_Task_. Report, as a bare number, how many lines hold "opholdt".
::::
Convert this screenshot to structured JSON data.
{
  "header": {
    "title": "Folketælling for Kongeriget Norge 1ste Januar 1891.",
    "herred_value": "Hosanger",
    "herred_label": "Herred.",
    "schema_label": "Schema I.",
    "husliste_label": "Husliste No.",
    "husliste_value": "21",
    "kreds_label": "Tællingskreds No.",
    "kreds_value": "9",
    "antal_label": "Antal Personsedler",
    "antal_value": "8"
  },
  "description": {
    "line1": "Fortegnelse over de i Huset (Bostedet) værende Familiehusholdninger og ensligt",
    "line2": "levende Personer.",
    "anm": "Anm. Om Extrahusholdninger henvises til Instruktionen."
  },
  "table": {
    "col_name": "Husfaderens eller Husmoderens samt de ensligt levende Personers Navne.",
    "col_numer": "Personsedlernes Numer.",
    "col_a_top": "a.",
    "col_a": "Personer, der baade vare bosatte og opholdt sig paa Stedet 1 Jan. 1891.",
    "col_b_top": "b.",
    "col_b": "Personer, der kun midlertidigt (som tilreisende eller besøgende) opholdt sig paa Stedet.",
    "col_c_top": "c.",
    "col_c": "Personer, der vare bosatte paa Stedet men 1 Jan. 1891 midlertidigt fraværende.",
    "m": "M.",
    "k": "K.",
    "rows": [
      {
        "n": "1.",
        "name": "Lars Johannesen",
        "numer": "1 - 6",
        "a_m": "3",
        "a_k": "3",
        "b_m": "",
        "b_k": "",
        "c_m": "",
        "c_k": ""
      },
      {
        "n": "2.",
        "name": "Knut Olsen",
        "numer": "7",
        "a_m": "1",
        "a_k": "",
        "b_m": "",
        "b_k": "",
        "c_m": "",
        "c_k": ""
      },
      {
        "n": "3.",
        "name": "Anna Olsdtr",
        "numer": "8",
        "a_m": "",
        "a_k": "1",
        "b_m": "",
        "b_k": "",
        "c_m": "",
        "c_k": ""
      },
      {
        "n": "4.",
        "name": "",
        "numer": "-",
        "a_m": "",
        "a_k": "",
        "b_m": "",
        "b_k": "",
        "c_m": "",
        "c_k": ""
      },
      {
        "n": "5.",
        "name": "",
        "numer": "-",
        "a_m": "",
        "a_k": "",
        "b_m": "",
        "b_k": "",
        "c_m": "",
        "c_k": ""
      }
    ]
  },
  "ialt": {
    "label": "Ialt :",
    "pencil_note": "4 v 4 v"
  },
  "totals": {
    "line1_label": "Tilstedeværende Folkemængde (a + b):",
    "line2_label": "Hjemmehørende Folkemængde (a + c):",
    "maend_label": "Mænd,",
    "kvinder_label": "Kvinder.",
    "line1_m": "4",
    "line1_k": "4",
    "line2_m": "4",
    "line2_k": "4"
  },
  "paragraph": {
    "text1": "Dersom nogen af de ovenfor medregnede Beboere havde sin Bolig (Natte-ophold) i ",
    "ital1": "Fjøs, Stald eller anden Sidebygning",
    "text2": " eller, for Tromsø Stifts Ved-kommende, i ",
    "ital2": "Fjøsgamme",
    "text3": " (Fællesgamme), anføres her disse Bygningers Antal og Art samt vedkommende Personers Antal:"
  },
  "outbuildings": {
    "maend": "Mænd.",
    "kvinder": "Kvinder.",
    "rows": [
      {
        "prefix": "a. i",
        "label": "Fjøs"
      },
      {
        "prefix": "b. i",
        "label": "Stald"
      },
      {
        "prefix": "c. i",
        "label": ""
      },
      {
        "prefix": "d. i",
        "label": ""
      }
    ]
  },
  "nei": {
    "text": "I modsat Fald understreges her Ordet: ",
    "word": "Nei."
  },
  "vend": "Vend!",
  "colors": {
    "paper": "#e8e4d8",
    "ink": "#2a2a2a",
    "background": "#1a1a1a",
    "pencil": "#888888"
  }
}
::::
_Task answer_. 2